Entries with figure data:

________________________

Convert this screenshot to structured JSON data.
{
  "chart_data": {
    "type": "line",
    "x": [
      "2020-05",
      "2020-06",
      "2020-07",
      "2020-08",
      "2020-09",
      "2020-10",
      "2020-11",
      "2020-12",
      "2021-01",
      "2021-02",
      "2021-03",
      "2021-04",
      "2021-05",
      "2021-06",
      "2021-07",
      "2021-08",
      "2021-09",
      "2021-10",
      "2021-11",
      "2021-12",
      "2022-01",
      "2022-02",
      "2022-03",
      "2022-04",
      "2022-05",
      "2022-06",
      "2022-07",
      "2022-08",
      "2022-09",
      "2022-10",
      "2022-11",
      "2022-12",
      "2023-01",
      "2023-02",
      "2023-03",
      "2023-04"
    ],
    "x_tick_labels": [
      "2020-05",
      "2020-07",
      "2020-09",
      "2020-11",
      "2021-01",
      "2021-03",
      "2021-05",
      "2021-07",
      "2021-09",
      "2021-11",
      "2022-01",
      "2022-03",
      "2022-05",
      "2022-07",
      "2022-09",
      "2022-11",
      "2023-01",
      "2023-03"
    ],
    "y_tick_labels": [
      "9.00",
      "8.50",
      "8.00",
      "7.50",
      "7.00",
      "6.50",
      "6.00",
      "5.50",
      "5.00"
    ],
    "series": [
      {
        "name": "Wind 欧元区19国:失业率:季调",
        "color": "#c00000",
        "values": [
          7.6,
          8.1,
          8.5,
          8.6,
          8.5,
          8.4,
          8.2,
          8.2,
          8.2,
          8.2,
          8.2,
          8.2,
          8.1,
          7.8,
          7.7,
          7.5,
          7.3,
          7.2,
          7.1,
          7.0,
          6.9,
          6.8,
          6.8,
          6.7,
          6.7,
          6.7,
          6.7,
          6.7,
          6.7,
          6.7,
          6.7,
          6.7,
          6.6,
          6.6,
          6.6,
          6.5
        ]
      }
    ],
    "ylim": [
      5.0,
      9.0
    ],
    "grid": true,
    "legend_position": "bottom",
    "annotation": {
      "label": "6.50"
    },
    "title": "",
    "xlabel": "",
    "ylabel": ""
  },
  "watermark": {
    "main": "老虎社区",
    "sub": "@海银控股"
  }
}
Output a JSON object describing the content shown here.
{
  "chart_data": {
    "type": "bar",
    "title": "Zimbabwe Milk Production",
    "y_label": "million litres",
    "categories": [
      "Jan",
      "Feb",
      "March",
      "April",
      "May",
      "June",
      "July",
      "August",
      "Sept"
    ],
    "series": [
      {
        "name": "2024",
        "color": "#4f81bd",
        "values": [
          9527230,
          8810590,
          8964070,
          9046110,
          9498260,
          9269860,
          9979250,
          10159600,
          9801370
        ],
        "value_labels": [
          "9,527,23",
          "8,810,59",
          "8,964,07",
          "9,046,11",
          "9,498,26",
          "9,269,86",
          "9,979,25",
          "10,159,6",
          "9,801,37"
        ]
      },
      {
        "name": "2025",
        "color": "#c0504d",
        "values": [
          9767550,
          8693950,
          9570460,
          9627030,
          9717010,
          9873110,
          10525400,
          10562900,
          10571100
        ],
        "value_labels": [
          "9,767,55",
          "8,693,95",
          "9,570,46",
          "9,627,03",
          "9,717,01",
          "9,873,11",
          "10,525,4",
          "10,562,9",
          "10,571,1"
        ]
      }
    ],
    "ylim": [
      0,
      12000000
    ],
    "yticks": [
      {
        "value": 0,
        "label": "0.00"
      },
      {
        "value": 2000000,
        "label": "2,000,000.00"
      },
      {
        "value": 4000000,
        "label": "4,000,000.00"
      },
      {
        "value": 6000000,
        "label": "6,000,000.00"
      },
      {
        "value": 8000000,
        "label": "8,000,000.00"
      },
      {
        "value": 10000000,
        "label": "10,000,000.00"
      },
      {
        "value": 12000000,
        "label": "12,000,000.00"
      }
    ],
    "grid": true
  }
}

________________________

Objective
Write only the number of lines in the data above that include "name".

Written solution
3